[DOCUMENT SECTION — start]

The sample size for this study was calculated based on 95% CI and 5% margin of error by using the Raosoft software sample size calculator and the recommended sample was 163 individuals aged (16–26) with moderate and severe thalassemia, and excluded more age categories because the life rate for thalassemia patients is 25–30 years. Any patient has thalassemia, from the mentioned districts, not diagnosed with psychiatric disorders; was included. Of these patients with thalassemia, 41 were from Tulkarm (29 TM and 12 TI), 30 from Qalqilia (20 TM and 10 TI, 40 from Nablus (30 TM and 10 TI), 48 from Jenin (40 TM and 8 TI), and four from Tubas (1 TM and 3 TI). The sample was conveniently chosen between 2018 and 2019. The sample size applied was based on and according to similar studies.

Data collection

All participants completed a recruitment survey in a closed area inside the hospital. Data was collected through face-to-face interviews with all the participants who agreed and who met the inclusion criteria. Each interview lasted approximately 10 to 15 min.

Measures

Beck Depression Inventory (BDI): The BDI is self–reported instrument that consists of 21 questions on a Likert scale. Scores 1–13 indicate minimal depressive symptoms, 14–19 mild depressive symptoms, 20–28 having moderate depression, and 29–63 suggests that the individual has severe depression. The validity of the BDI has been applied in multiple cultural settings several researchers worldwide [17, 18].

Alansari (2006) examined the Arabic BDI version against validity and reliability of the tool in Arabic culture, was found to be valid, Cronbach alpha coefficient indicated high level of internal consistency (α = 0.85) [19]. In the current study, we used Alansari validated, reliable, and Arabic version.

[DOCUMENT SECTION — finish]

• **ACTIONS TO TAKE**
1. In the thalassemia study excerpt, why were the participants limited to ages 16–26?
2. Reproduce the thalassemia study excerpt from "The sample size for" to "to similar studies.".

[GIVEN RECORDS — start]

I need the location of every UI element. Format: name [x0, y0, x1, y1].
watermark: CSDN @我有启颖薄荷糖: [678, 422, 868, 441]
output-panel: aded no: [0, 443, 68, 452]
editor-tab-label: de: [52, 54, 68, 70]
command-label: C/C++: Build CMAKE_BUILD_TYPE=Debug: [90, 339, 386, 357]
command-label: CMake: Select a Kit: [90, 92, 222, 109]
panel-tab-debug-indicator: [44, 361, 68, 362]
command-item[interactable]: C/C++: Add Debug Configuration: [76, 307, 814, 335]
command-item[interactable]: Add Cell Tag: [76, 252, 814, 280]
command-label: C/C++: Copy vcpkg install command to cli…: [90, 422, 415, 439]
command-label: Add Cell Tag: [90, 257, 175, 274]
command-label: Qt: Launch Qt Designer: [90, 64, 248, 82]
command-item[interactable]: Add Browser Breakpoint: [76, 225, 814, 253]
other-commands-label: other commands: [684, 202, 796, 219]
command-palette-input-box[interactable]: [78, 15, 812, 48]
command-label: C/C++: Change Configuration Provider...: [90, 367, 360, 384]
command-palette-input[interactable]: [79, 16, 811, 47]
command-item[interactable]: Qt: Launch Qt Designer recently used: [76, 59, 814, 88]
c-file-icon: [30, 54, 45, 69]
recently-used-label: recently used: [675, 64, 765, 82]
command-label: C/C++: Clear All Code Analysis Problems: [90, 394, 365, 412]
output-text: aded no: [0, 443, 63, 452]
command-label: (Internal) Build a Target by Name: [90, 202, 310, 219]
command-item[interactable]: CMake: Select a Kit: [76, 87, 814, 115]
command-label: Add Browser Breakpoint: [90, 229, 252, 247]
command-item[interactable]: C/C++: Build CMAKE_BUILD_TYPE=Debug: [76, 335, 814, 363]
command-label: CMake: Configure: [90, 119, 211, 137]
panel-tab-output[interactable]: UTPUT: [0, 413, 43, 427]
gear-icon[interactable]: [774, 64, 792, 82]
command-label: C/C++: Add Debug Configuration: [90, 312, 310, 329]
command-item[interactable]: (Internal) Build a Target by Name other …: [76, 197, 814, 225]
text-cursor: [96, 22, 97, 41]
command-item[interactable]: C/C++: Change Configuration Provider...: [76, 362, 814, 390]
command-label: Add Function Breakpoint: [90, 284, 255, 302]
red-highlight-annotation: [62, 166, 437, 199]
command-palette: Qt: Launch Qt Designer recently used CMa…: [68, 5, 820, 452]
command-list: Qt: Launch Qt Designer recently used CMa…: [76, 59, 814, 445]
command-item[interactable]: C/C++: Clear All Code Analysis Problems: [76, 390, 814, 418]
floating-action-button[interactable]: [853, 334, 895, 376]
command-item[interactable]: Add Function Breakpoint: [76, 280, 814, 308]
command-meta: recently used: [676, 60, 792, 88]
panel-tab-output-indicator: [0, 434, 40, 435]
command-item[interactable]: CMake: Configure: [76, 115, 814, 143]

[GIVEN RECORDS — finish]

• **SOLUTIONS TO THE EXERCISE**
1. Other age categories were excluded because the life rate for thalassemia patients is 25–30 years.

2.
The sample size for this study was calculated based on 95% CI and 5% margin of error by using the Raosoft software sample size calculator and the recommended sample was 163 individuals aged (16–26) with moderate and severe thalassemia, and excluded more age categories because the life rate for thalassemia patients is 25–30 years. Any patient has thalassemia, from the mentioned districts, not diagnosed with psychiatric disorders; was included. Of these patients with thalassemia, 41 were from Tulkarm (29 TM and 12 TI), 30 from Qalqilia (20 TM and 10 TI, 40 from Nablus (30 TM and 10 TI), 48 from Jenin (40 TM and 8 TI), and four from Tubas (1 TM and 3 TI). The sample was conveniently chosen between 2018 and 2019. The sample size applied was based on and according to similar studies.